— BEGIN —

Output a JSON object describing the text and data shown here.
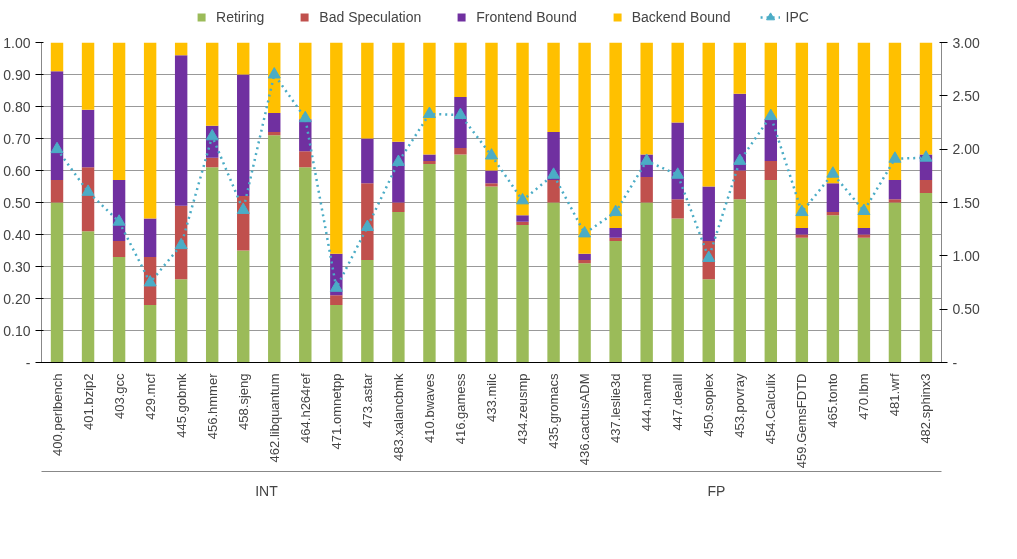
{
  "chart_data": {
    "type": "bar",
    "stacked": true,
    "grid": "y",
    "legend": "top",
    "categories": [
      "400.perlbench",
      "401.bzip2",
      "403.gcc",
      "429.mcf",
      "445.gobmk",
      "456.hmmer",
      "458.sjeng",
      "462.libquantum",
      "464.h264ref",
      "471.omnetpp",
      "473.astar",
      "483.xalancbmk",
      "410.bwaves",
      "416.gamess",
      "433.milc",
      "434.zeusmp",
      "435.gromacs",
      "436.cactusADM",
      "437.leslie3d",
      "444.namd",
      "447.dealII",
      "450.soplex",
      "453.povray",
      "454.Calculix",
      "459.GemsFDTD",
      "465.tonto",
      "470.lbm",
      "481.wrf",
      "482.sphinx3"
    ],
    "series": [
      {
        "name": "Retiring",
        "color": "#9bbb59",
        "values": [
          0.5,
          0.41,
          0.33,
          0.18,
          0.26,
          0.61,
          0.35,
          0.71,
          0.61,
          0.18,
          0.32,
          0.47,
          0.62,
          0.65,
          0.55,
          0.43,
          0.5,
          0.31,
          0.38,
          0.5,
          0.45,
          0.26,
          0.51,
          0.57,
          0.39,
          0.46,
          0.39,
          0.5,
          0.53
        ]
      },
      {
        "name": "Bad Speculation",
        "color": "#c0504d",
        "values": [
          0.07,
          0.2,
          0.05,
          0.15,
          0.23,
          0.03,
          0.17,
          0.01,
          0.05,
          0.03,
          0.24,
          0.03,
          0.01,
          0.02,
          0.01,
          0.01,
          0.07,
          0.01,
          0.01,
          0.08,
          0.06,
          0.12,
          0.09,
          0.06,
          0.01,
          0.01,
          0.01,
          0.01,
          0.04
        ]
      },
      {
        "name": "Frontend Bound",
        "color": "#7030a0",
        "values": [
          0.34,
          0.18,
          0.19,
          0.12,
          0.47,
          0.1,
          0.38,
          0.06,
          0.1,
          0.13,
          0.14,
          0.19,
          0.02,
          0.16,
          0.04,
          0.02,
          0.15,
          0.02,
          0.03,
          0.07,
          0.24,
          0.17,
          0.24,
          0.13,
          0.02,
          0.09,
          0.02,
          0.06,
          0.08
        ]
      },
      {
        "name": "Backend Bound",
        "color": "#ffc000",
        "values": [
          0.09,
          0.21,
          0.43,
          0.55,
          0.04,
          0.26,
          0.1,
          0.22,
          0.24,
          0.66,
          0.3,
          0.31,
          0.35,
          0.17,
          0.4,
          0.54,
          0.28,
          0.66,
          0.58,
          0.35,
          0.25,
          0.45,
          0.16,
          0.24,
          0.58,
          0.44,
          0.58,
          0.43,
          0.35
        ]
      },
      {
        "name": "IPC",
        "type": "line",
        "axis": "y2",
        "color": "#4bacc6",
        "marker": "triangle",
        "line_style": "dotted",
        "values": [
          2.0,
          1.6,
          1.32,
          0.75,
          1.1,
          2.12,
          1.43,
          2.7,
          2.29,
          0.7,
          1.27,
          1.88,
          2.33,
          2.32,
          1.94,
          1.52,
          1.76,
          1.21,
          1.41,
          1.89,
          1.76,
          0.98,
          1.89,
          2.31,
          1.41,
          1.77,
          1.42,
          1.91,
          1.92
        ]
      }
    ],
    "ylim": [
      0,
      1
    ],
    "yticks": [
      {
        "value": 0,
        "label": "-"
      },
      {
        "value": 0.1,
        "label": "0.10"
      },
      {
        "value": 0.2,
        "label": "0.20"
      },
      {
        "value": 0.3,
        "label": "0.30"
      },
      {
        "value": 0.4,
        "label": "0.40"
      },
      {
        "value": 0.5,
        "label": "0.50"
      },
      {
        "value": 0.6,
        "label": "0.60"
      },
      {
        "value": 0.7,
        "label": "0.70"
      },
      {
        "value": 0.8,
        "label": "0.80"
      },
      {
        "value": 0.9,
        "label": "0.90"
      },
      {
        "value": 1,
        "label": "1.00"
      }
    ],
    "y2lim": [
      0,
      3
    ],
    "y2ticks": [
      {
        "value": 0,
        "label": "-"
      },
      {
        "value": 0.5,
        "label": "0.50"
      },
      {
        "value": 1,
        "label": "1.00"
      },
      {
        "value": 1.5,
        "label": "1.50"
      },
      {
        "value": 2,
        "label": "2.00"
      },
      {
        "value": 2.5,
        "label": "2.50"
      },
      {
        "value": 3,
        "label": "3.00"
      }
    ],
    "annotations": [
      "INT",
      "FP"
    ]
  }
}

— END —

Every line containing the string "name" must be listed.

        "name": "Retiring",
        "name": "Bad Speculation",
        "name": "Frontend Bound",
        "name": "Backend Bound",
        "name": "IPC",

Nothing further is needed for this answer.